### What you will do
Report how many lines of these entries hold the string "name"; reply with the number alone.

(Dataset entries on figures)
>> START
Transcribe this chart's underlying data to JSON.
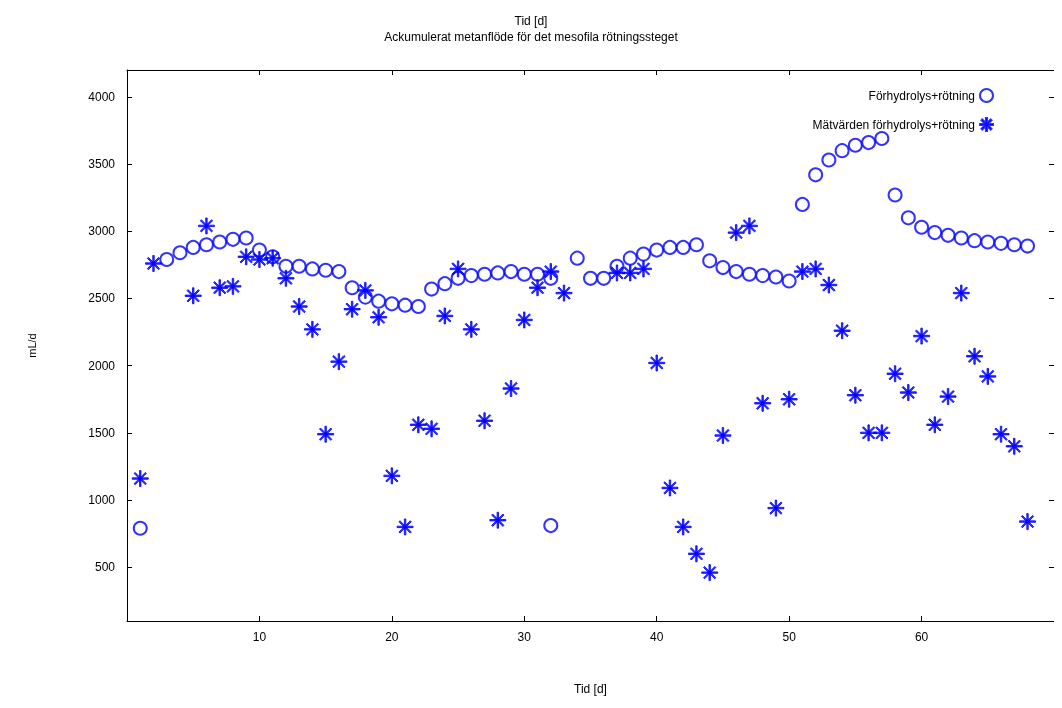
{
  "chart_data": {
    "type": "scatter",
    "title": "Tid [d]",
    "subtitle": "Ackumulerat metanflöde för det mesofila rötningssteget",
    "xlabel": "Tid [d]",
    "ylabel": "mL/d",
    "xlim": [
      0,
      70
    ],
    "xticks": [
      10,
      20,
      30,
      40,
      50,
      60
    ],
    "ylim": [
      100,
      4200
    ],
    "yticks": [
      500,
      1000,
      1500,
      2000,
      2500,
      3000,
      3500,
      4000
    ],
    "grid": false,
    "legend": "top right",
    "series": [
      {
        "name": "Förhydrolys+rötning",
        "color": "#0000ff",
        "marker": "circle",
        "x": [
          1,
          3,
          4,
          5,
          6,
          7,
          8,
          9,
          10,
          11,
          12,
          13,
          14,
          15,
          16,
          17,
          18,
          19,
          20,
          21,
          22,
          23,
          24,
          25,
          26,
          27,
          28,
          29,
          30,
          31,
          32,
          32,
          34,
          35,
          36,
          37,
          38,
          39,
          40,
          41,
          42,
          43,
          44,
          45,
          46,
          47,
          48,
          49,
          50,
          51,
          52,
          53,
          54,
          55,
          56,
          57,
          58,
          59,
          60,
          61,
          62,
          63,
          64,
          65,
          66,
          67,
          68
        ],
        "values": [
          790,
          2790,
          2840,
          2880,
          2900,
          2920,
          2940,
          2950,
          2860,
          2810,
          2740,
          2740,
          2720,
          2710,
          2700,
          2580,
          2510,
          2480,
          2460,
          2450,
          2440,
          2570,
          2610,
          2650,
          2670,
          2680,
          2690,
          2700,
          2680,
          2680,
          2650,
          810,
          2800,
          2650,
          2650,
          2740,
          2800,
          2830,
          2860,
          2880,
          2880,
          2900,
          2780,
          2730,
          2700,
          2680,
          2670,
          2660,
          2630,
          3200,
          3420,
          3530,
          3600,
          3640,
          3660,
          3690,
          3270,
          3100,
          3030,
          2990,
          2970,
          2950,
          2930,
          2920,
          2910,
          2900,
          2890
        ]
      },
      {
        "name": "Mätvärden förhydrolys+rötning",
        "color": "#0000ff",
        "marker": "star",
        "x": [
          1,
          2,
          5,
          6,
          7,
          8,
          9,
          10,
          11,
          12,
          13,
          14,
          15,
          16,
          17,
          18,
          19,
          20,
          21,
          22,
          23,
          24,
          25,
          26,
          27,
          28,
          29,
          30,
          31,
          32,
          33,
          37,
          38,
          39,
          40,
          41,
          42,
          43,
          44,
          45,
          46,
          47,
          48,
          49,
          50,
          51,
          52,
          53,
          54,
          55,
          56,
          57,
          58,
          59,
          60,
          61,
          62,
          63,
          64,
          65,
          66,
          67,
          68
        ],
        "values": [
          1160,
          2760,
          2520,
          3040,
          2580,
          2590,
          2810,
          2790,
          2800,
          2650,
          2440,
          2270,
          1490,
          2030,
          2420,
          2560,
          2360,
          1180,
          800,
          1560,
          1530,
          2370,
          2720,
          2270,
          1590,
          850,
          1830,
          2340,
          2580,
          2700,
          2540,
          2690,
          2690,
          2720,
          2020,
          1090,
          800,
          600,
          460,
          1480,
          2990,
          3040,
          1720,
          940,
          1750,
          2700,
          2720,
          2600,
          2260,
          1780,
          1500,
          1500,
          1940,
          1800,
          2220,
          1560,
          1770,
          2540,
          2070,
          1920,
          1490,
          1400,
          840
        ]
      }
    ]
  }
}
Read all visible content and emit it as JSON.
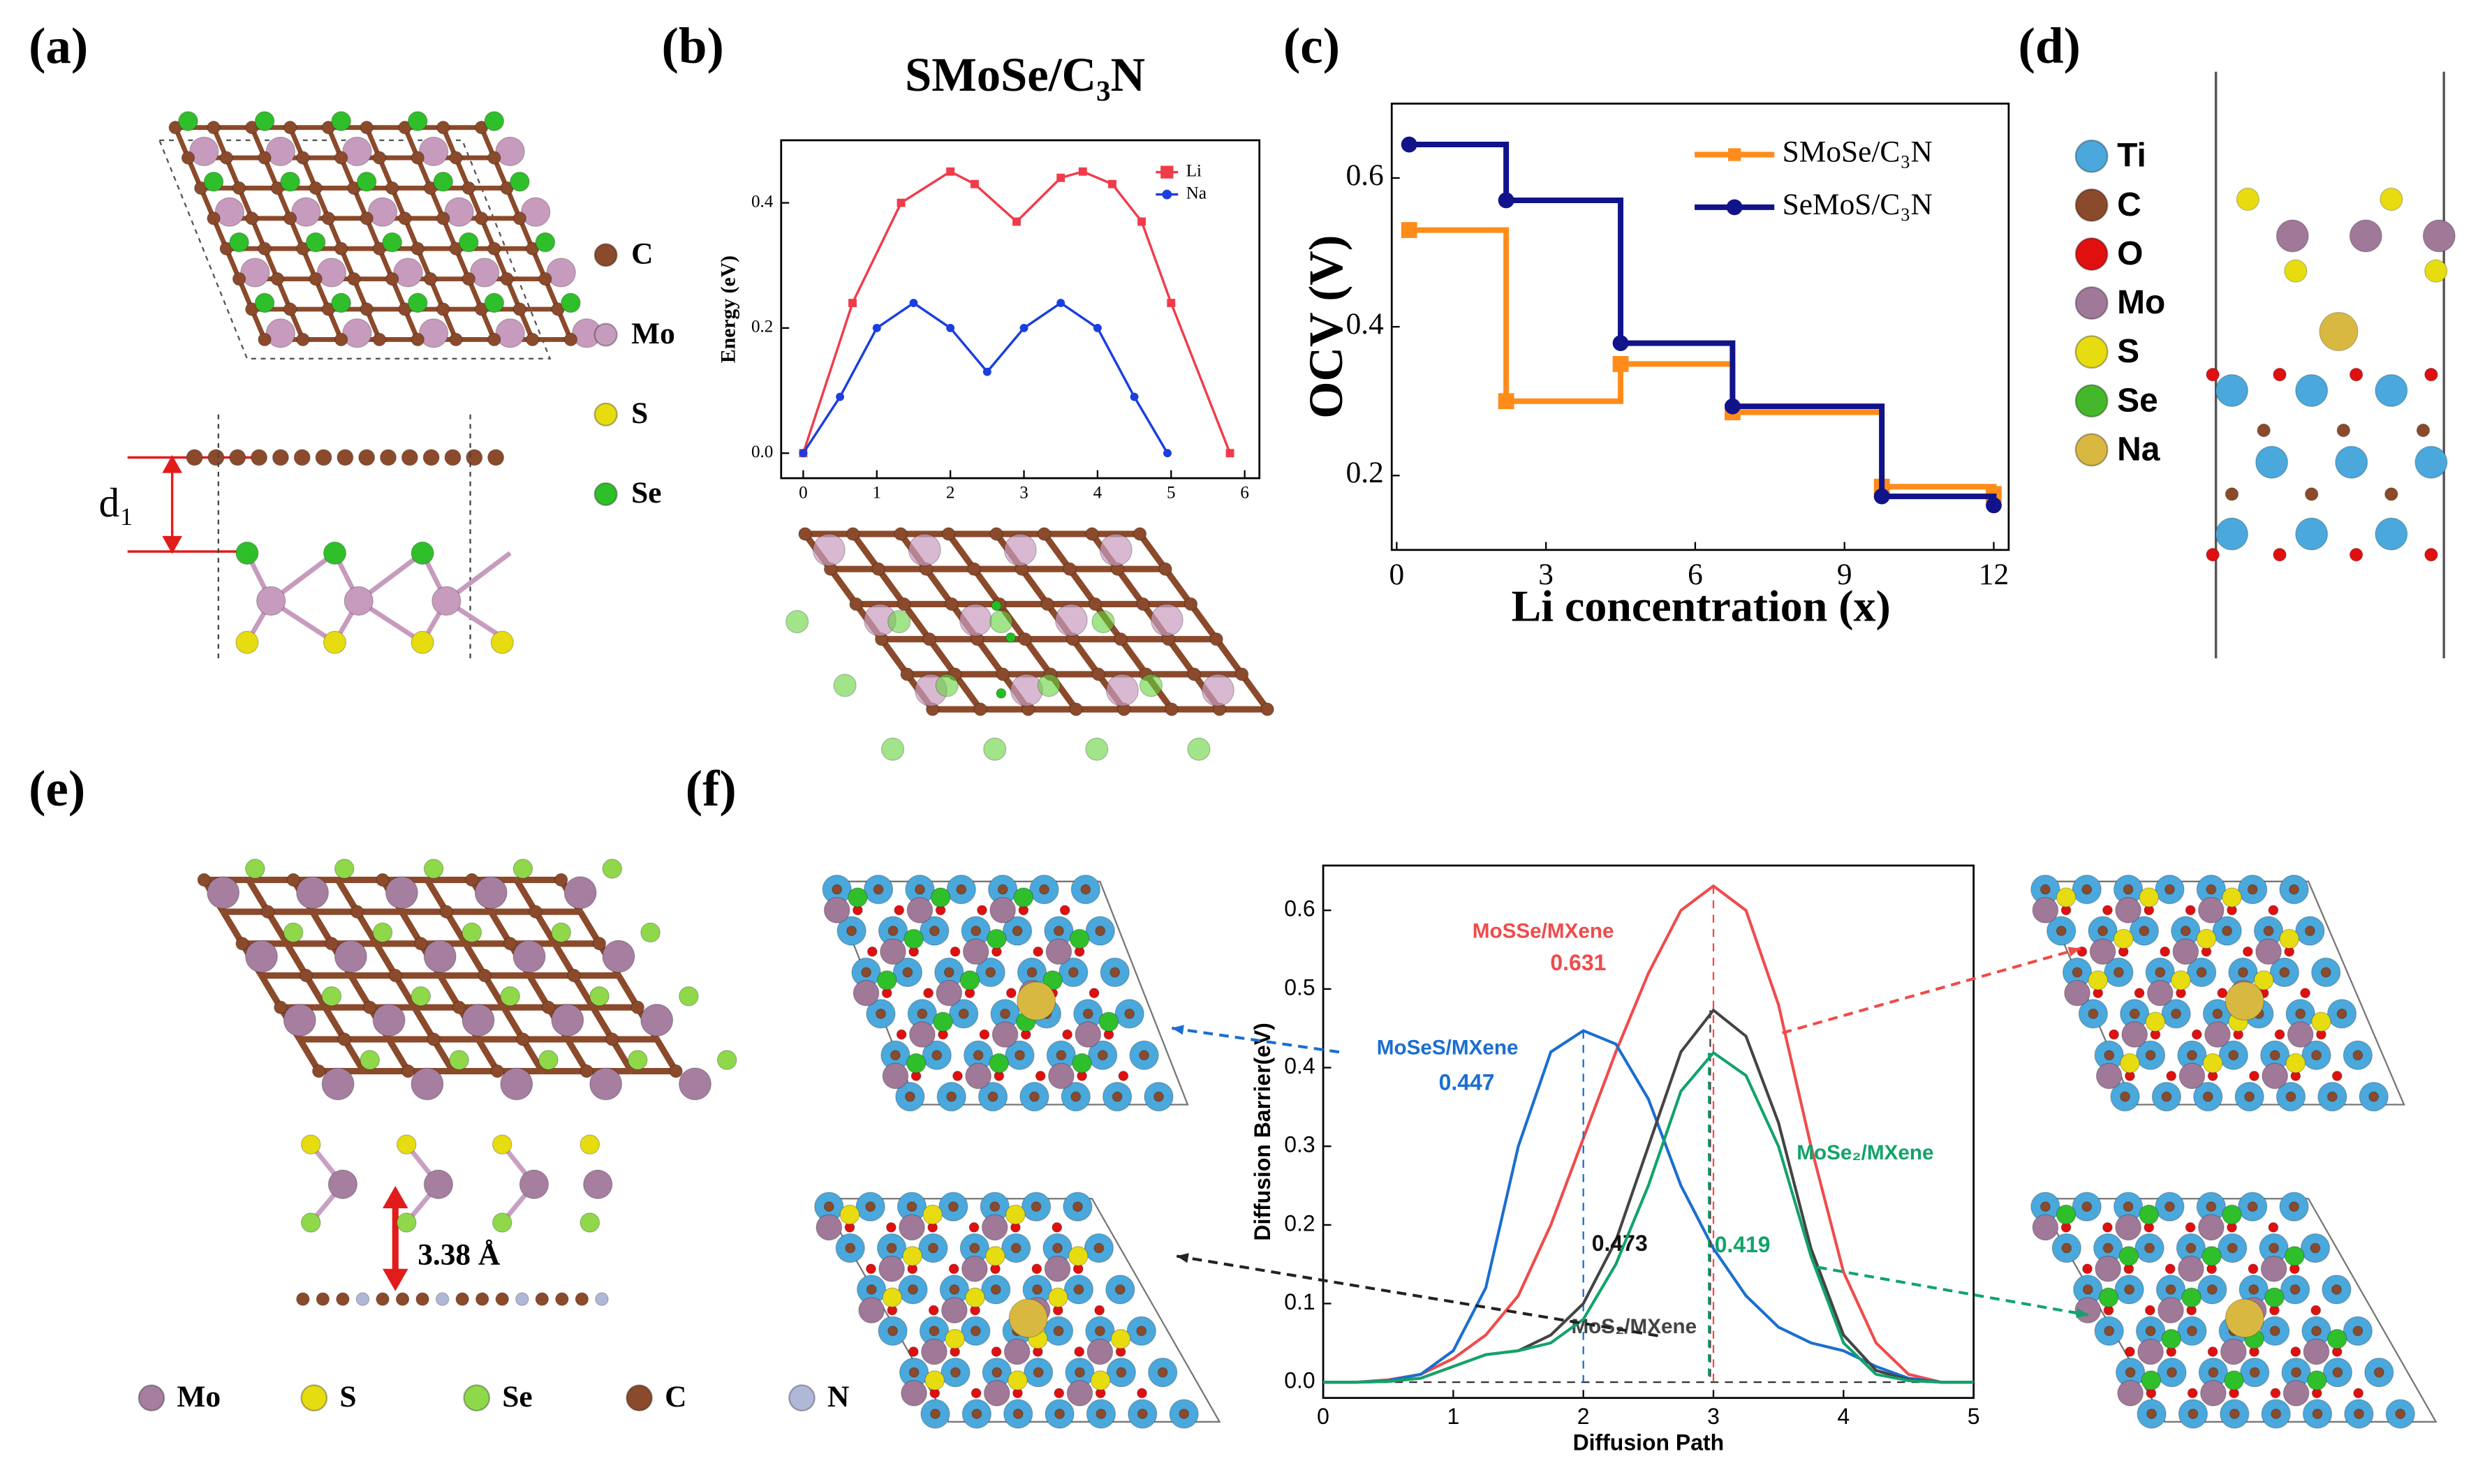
>> END
### Finished exercise
2